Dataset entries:
========================================

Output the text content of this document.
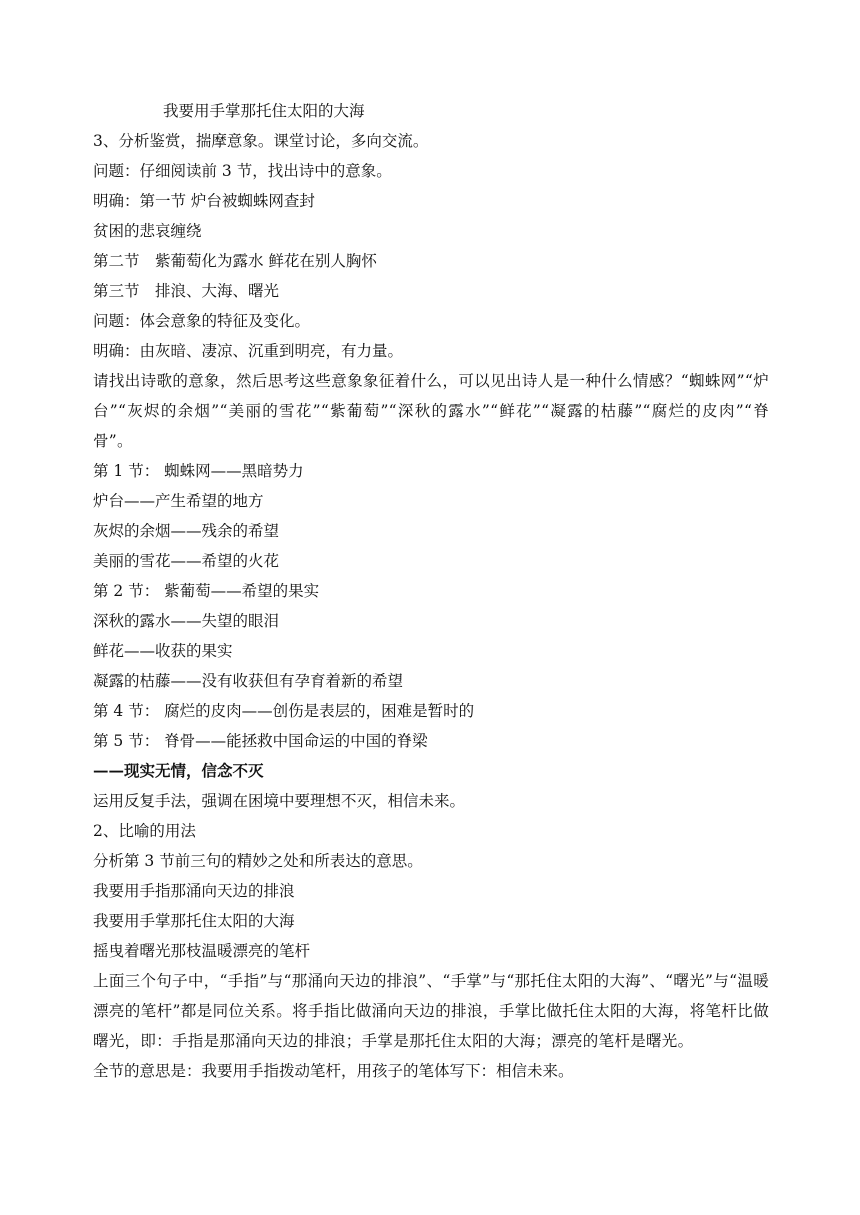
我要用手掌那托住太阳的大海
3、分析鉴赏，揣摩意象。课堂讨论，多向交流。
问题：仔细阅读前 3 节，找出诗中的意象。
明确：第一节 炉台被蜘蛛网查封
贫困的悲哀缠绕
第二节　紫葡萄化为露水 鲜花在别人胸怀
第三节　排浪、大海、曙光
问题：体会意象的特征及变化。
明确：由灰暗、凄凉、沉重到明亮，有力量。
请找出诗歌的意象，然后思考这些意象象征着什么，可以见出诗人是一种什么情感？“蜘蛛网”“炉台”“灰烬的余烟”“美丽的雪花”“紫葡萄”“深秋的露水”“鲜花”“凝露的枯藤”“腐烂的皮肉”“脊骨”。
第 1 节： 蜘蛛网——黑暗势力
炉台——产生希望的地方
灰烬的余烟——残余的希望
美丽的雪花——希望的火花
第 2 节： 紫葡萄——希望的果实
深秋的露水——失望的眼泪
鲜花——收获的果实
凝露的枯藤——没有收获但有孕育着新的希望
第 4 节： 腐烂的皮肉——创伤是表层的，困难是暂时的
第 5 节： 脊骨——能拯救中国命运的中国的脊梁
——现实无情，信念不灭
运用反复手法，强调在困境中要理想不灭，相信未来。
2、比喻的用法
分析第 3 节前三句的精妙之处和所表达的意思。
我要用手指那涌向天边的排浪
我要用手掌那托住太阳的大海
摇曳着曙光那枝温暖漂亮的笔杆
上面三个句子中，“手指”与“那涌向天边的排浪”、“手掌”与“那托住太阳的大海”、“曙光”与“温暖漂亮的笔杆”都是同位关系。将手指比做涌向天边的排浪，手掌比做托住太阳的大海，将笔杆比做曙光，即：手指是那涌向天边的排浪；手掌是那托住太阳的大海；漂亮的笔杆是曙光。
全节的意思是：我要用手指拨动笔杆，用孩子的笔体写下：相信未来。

========================================

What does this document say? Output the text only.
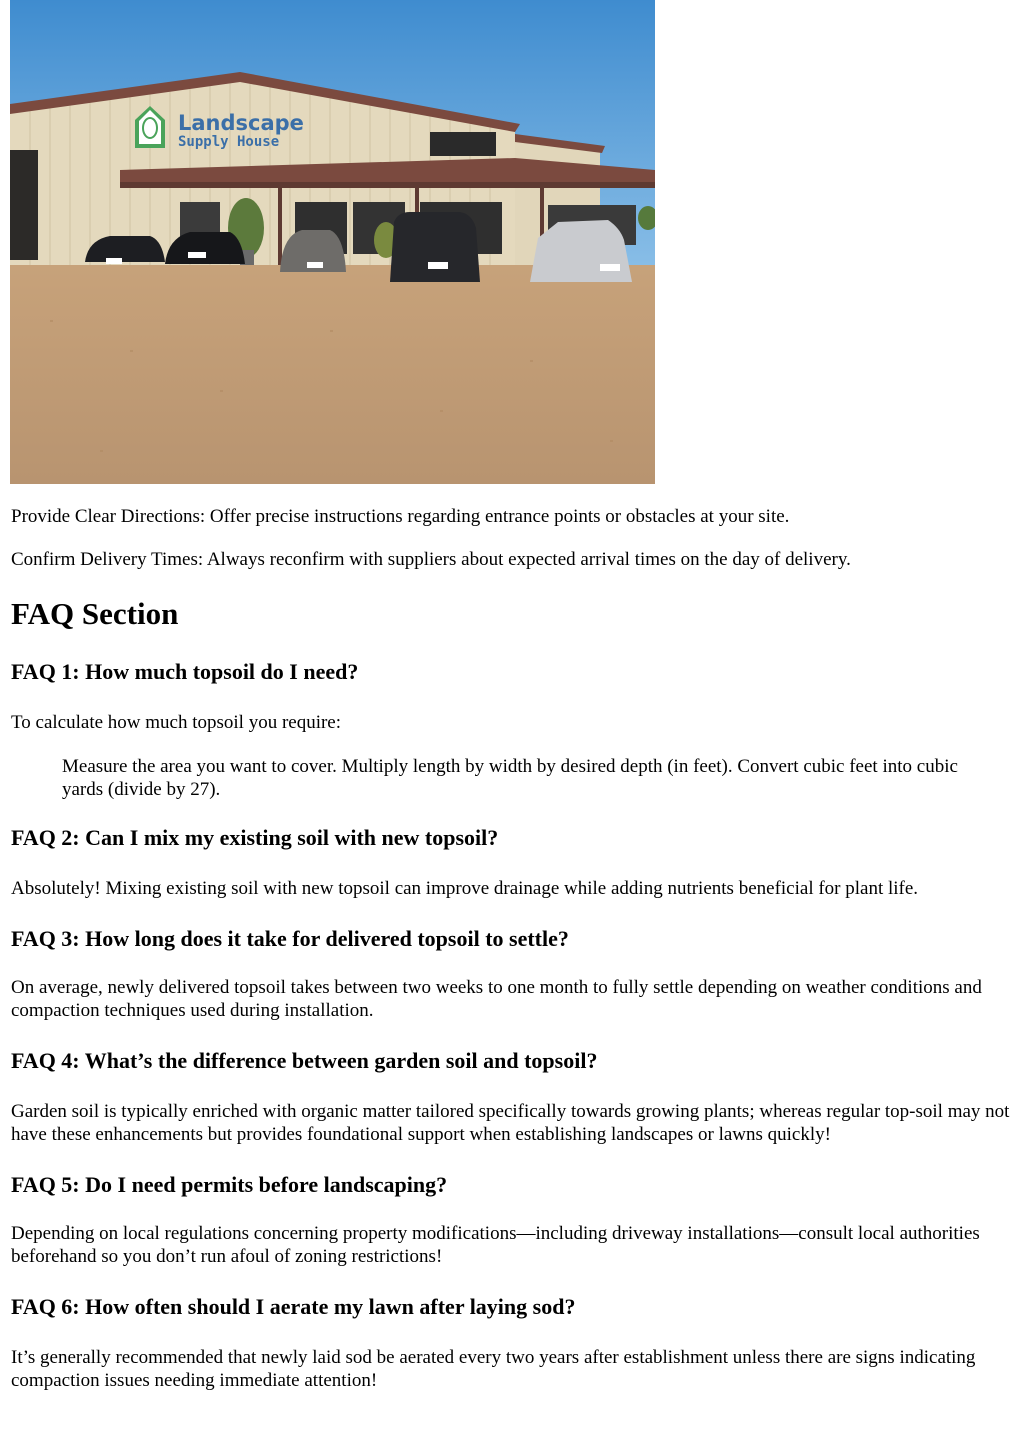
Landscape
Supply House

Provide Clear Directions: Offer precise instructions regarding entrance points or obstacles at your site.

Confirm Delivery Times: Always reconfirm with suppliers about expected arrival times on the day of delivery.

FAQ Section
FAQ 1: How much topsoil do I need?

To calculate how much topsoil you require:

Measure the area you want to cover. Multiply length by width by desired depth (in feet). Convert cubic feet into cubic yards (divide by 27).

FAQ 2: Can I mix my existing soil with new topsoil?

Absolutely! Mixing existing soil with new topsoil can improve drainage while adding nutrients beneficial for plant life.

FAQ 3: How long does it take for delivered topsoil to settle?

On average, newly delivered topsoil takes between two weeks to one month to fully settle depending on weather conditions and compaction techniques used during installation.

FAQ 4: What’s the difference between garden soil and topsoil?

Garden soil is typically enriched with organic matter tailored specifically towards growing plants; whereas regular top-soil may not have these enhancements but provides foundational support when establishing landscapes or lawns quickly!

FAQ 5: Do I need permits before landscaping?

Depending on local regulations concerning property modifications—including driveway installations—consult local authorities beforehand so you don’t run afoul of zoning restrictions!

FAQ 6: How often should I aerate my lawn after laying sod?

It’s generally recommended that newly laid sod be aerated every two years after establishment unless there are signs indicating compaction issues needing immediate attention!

========================================

Work to be completed → Across the data, tally the lines containing "between" and give back the number alone.

Expected answer → 2